▼▼▼

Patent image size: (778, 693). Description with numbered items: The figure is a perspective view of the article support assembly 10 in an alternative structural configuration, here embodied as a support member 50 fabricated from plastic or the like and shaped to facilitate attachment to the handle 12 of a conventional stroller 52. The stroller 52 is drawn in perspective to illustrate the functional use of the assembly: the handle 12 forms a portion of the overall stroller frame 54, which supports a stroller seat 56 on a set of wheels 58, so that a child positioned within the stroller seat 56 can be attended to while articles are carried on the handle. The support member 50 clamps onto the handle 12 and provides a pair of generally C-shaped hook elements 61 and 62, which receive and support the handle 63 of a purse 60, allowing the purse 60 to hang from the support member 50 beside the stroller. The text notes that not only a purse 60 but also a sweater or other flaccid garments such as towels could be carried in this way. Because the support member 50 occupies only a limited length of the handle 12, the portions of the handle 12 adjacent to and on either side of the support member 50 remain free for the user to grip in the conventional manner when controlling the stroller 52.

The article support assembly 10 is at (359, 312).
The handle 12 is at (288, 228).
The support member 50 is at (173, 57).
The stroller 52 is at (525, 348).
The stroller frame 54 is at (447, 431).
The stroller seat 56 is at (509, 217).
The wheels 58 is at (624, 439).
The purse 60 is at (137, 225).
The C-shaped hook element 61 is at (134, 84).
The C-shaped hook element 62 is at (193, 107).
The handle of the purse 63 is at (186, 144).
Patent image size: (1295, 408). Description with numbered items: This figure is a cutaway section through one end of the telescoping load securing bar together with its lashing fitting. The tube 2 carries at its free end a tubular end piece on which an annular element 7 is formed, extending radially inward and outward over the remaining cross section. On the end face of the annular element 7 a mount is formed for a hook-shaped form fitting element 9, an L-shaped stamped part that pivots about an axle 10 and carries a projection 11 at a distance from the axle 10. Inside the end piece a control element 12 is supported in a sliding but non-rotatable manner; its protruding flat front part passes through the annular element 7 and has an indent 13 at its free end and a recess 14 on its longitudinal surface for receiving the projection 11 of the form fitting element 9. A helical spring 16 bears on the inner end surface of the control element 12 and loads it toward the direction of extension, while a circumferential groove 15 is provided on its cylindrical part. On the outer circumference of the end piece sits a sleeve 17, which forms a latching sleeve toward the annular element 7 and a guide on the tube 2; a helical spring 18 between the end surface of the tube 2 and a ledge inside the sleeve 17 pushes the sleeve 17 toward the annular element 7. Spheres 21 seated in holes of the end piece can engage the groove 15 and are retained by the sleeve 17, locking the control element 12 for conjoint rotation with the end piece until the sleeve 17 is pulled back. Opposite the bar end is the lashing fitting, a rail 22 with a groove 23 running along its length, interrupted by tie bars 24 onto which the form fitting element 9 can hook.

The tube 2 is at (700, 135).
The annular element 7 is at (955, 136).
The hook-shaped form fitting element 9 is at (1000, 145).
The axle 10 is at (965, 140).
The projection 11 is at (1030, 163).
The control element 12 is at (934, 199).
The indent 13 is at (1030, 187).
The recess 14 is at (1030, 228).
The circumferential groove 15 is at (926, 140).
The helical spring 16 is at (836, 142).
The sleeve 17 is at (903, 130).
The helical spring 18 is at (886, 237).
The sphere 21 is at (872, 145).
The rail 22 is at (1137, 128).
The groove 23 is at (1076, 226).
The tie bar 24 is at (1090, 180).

▲▲▲

지시:
위의 줄을 모두 한 글자도 바꾸지 말고 그대로 출력하세요.

결과:
Patent image size: (778, 693). Description with numbered items: The figure is a perspective view of the article support assembly 10 in an alternative structural configuration, here embodied as a support member 50 fabricated from plastic or the like and shaped to facilitate attachment to the handle 12 of a conventional stroller 52. The stroller 52 is drawn in perspective to illustrate the functional use of the assembly: the handle 12 forms a portion of the overall stroller frame 54, which supports a stroller seat 56 on a set of wheels 58, so that a child positioned within the stroller seat 56 can be attended to while articles are carried on the handle. The support member 50 clamps onto the handle 12 and provides a pair of generally C-shaped hook elements 61 and 62, which receive and support the handle 63 of a purse 60, allowing the purse 60 to hang from the support member 50 beside the stroller. The text notes that not only a purse 60 but also a sweater or other flaccid garments such as towels could be carried in this way. Because the support member 50 occupies only a limited length of the handle 12, the portions of the handle 12 adjacent to and on either side of the support member 50 remain free for the user to grip in the conventional manner when controlling the stroller 52.

The article support assembly 10 is at (359, 312).
The handle 12 is at (288, 228).
The support member 50 is at (173, 57).
The stroller 52 is at (525, 348).
The stroller frame 54 is at (447, 431).
The stroller seat 56 is at (509, 217).
The wheels 58 is at (624, 439).
The purse 60 is at (137, 225).
The C-shaped hook element 61 is at (134, 84).
The C-shaped hook element 62 is at (193, 107).
The handle of the purse 63 is at (186, 144).
Patent image size: (1295, 408). Description with numbered items: This figure is a cutaway section through one end of the telescoping load securing bar together with its lashing fitting. The tube 2 carries at its free end a tubular end piece on which an annular element 7 is formed, extending radially inward and outward over the remaining cross section. On the end face of the annular element 7 a mount is formed for a hook-shaped form fitting element 9, an L-shaped stamped part that pivots about an axle 10 and carries a projection 11 at a distance from the axle 10. Inside the end piece a control element 12 is supported in a sliding but non-rotatable manner; its protruding flat front part passes through the annular element 7 and has an indent 13 at its free end and a recess 14 on its longitudinal surface for receiving the projection 11 of the form fitting element 9. A helical spring 16 bears on the inner end surface of the control element 12 and loads it toward the direction of extension, while a circumferential groove 15 is provided on its cylindrical part. On the outer circumference of the end piece sits a sleeve 17, which forms a latching sleeve toward the annular element 7 and a guide on the tube 2; a helical spring 18 between the end surface of the tube 2 and a ledge inside the sleeve 17 pushes the sleeve 17 toward the annular element 7. Spheres 21 seated in holes of the end piece can engage the groove 15 and are retained by the sleeve 17, locking the control element 12 for conjoint rotation with the end piece until the sleeve 17 is pulled back. Opposite the bar end is the lashing fitting, a rail 22 with a groove 23 running along its length, interrupted by tie bars 24 onto which the form fitting element 9 can hook.

The tube 2 is at (700, 135).
The annular element 7 is at (955, 136).
The hook-shaped form fitting element 9 is at (1000, 145).
The axle 10 is at (965, 140).
The projection 11 is at (1030, 163).
The control element 12 is at (934, 199).
The indent 13 is at (1030, 187).
The recess 14 is at (1030, 228).
The circumferential groove 15 is at (926, 140).
The helical spring 16 is at (836, 142).
The sleeve 17 is at (903, 130).
The helical spring 18 is at (886, 237).
The sphere 21 is at (872, 145).
The rail 22 is at (1137, 128).
The groove 23 is at (1076, 226).
The tie bar 24 is at (1090, 180).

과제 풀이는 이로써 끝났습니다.